** BEGIN **
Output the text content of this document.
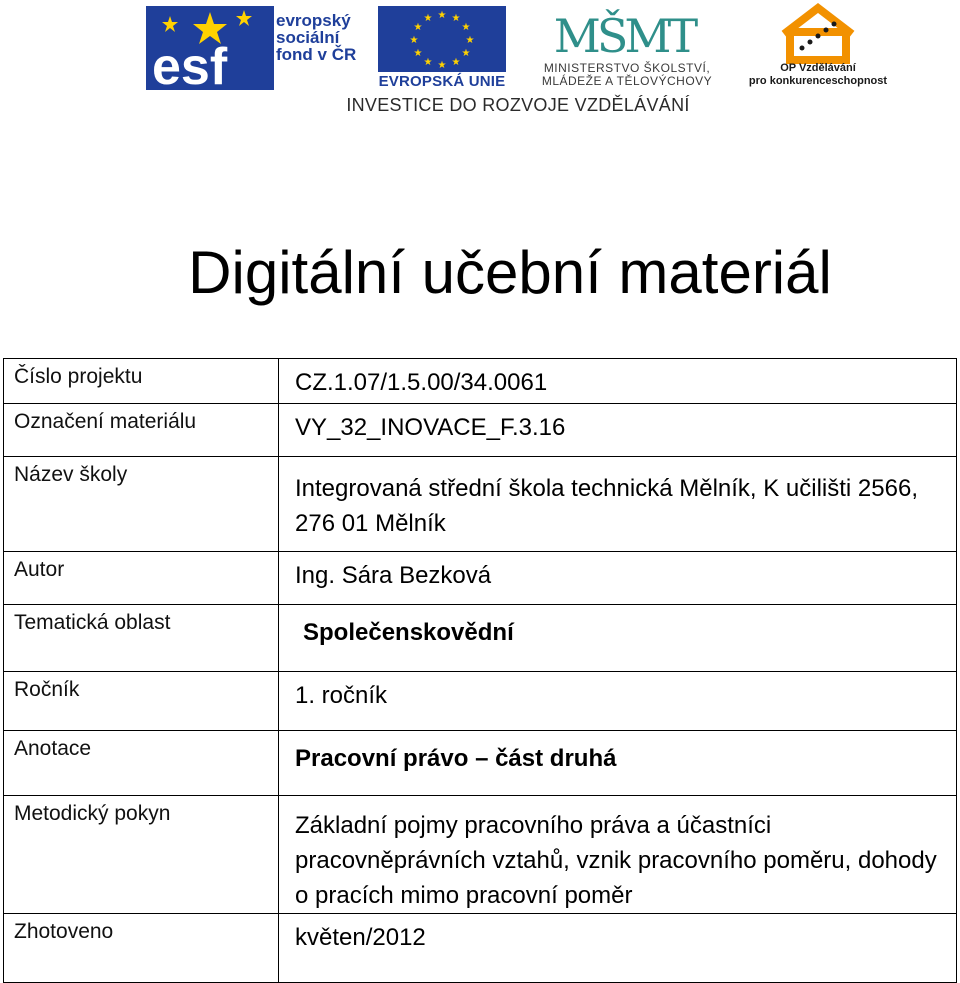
esf
evropský
sociální
fond v ČR
★ ★
★
★
★
★
★
★
★
★
★
★
EVROPSKÁ UNIE
MŠMT
MINISTERSTVO ŠKOLSTVÍ,
MLÁDEŽE A TĚLOVÝCHOVY
OP Vzdělávání
pro konkurenceschopnost
INVESTICE DO ROZVOJE VZDĚLÁVÁNÍ
Digitální učební materiál
Číslo projektu	CZ.1.07/1.5.00/34.0061
Označení materiálu	VY_32_INOVACE_F.3.16
Název školy	Integrovaná střední škola technická Mělník, K učilišti 2566, 276 01 Mělník
Autor	Ing. Sára Bezková
Tematická oblast	Společenskovědní
Ročník	1. ročník
Anotace	Pracovní právo – část druhá
Metodický pokyn	Základní pojmy pracovního práva a účastníci pracovněprávních vztahů, vznik pracovního poměru, dohody o pracích mimo pracovní poměr
Zhotoveno	květen/2012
** END **
- **GIVEN REQUEST**: Images should not appear in the copy; retype the listing above exactly.

- **RESULT BELOW**:
Output the text content of this document.
esf
evropský
sociální
fond v ČR
★ ★
★
★
★
★
★
★
★
★
★
★
EVROPSKÁ UNIE
MŠMT
MINISTERSTVO ŠKOLSTVÍ,
MLÁDEŽE A TĚLOVÝCHOVY
OP Vzdělávání
pro konkurenceschopnost
INVESTICE DO ROZVOJE VZDĚLÁVÁNÍ
Digitální učební materiál
Číslo projektu	CZ.1.07/1.5.00/34.0061
Označení materiálu	VY_32_INOVACE_F.3.16
Název školy	Integrovaná střední škola technická Mělník, K učilišti 2566, 276 01 Mělník
Autor	Ing. Sára Bezková
Tematická oblast	Společenskovědní
Ročník	1. ročník
Anotace	Pracovní právo – část druhá
Metodický pokyn	Základní pojmy pracovního práva a účastníci pracovněprávních vztahů, vznik pracovního poměru, dohody o pracích mimo pracovní poměr
Zhotoveno	květen/2012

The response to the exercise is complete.